_DATA SECTION_:
[start]

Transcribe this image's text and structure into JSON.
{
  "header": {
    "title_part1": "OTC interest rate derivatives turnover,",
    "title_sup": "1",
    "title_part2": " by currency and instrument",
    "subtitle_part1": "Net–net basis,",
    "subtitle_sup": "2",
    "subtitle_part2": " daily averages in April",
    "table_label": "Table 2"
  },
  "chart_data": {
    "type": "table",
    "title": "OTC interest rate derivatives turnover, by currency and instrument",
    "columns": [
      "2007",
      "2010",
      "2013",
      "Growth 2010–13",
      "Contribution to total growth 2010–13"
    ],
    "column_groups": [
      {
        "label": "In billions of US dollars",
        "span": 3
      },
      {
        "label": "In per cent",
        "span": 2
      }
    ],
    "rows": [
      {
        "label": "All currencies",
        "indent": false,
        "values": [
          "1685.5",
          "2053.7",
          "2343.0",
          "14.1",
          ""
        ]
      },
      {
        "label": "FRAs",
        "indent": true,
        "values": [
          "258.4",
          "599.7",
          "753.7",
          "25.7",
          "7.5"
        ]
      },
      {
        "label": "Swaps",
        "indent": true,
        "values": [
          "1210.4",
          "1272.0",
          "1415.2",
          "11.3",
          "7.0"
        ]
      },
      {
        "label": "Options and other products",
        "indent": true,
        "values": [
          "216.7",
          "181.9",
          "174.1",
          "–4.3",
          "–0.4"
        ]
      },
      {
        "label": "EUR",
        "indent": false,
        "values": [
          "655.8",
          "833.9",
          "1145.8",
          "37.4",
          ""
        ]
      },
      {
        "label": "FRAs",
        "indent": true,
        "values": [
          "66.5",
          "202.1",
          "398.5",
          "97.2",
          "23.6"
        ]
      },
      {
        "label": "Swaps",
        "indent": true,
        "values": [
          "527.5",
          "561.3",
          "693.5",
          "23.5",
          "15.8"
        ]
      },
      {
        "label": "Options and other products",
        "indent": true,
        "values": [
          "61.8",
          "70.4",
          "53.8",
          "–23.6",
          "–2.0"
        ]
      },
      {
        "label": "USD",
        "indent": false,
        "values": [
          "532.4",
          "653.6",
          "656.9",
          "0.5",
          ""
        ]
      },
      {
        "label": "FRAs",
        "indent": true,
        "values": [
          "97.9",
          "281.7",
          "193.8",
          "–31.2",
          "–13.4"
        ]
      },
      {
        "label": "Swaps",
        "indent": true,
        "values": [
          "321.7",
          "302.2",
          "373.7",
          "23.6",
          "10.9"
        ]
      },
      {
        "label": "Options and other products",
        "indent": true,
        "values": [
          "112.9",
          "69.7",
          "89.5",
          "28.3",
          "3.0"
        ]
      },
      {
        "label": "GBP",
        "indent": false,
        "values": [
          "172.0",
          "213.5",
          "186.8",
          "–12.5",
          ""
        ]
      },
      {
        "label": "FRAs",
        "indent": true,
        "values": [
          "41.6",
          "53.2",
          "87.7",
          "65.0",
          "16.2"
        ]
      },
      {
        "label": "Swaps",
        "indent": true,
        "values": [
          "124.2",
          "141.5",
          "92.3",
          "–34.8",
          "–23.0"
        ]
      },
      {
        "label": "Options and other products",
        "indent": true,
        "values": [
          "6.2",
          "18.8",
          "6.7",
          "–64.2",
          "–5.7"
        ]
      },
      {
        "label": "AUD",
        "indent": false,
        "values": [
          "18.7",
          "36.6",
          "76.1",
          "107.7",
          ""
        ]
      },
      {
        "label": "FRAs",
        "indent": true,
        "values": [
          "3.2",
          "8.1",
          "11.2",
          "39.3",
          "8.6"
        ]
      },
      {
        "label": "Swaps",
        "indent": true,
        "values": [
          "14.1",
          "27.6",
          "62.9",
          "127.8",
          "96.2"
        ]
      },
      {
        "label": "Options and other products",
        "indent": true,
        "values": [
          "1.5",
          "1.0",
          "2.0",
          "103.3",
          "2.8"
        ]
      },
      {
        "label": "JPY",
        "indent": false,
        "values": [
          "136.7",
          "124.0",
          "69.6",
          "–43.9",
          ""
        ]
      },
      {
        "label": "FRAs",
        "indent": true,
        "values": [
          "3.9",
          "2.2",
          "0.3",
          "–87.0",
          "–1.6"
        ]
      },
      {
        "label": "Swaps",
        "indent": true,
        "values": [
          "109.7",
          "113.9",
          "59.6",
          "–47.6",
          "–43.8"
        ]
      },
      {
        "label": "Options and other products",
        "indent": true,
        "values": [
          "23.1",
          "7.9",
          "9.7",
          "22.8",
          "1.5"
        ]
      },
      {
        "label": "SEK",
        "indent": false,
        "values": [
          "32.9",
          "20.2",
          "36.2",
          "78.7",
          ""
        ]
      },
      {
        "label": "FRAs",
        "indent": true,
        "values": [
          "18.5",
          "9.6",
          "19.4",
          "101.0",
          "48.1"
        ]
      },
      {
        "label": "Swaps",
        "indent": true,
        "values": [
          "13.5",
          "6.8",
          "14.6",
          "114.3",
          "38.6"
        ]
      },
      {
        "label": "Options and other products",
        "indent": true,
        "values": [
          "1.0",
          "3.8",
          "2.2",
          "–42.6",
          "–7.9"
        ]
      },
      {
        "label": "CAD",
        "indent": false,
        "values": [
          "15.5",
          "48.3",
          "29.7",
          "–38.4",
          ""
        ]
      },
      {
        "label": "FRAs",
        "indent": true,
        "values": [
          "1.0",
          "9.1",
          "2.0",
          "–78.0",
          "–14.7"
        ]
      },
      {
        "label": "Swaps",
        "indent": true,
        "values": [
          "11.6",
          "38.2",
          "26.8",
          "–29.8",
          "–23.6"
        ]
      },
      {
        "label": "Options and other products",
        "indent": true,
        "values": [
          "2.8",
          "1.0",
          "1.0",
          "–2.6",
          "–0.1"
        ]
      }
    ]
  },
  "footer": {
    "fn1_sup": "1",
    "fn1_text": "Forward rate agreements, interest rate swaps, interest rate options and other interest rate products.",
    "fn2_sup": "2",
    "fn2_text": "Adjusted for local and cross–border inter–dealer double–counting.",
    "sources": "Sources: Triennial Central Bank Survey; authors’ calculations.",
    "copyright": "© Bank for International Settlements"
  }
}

[end]

_TASK DESCRIPTION_: Using the listing above, state the number of lines that hold "turnover", with no other text.

_ANSWER BELOW_: 2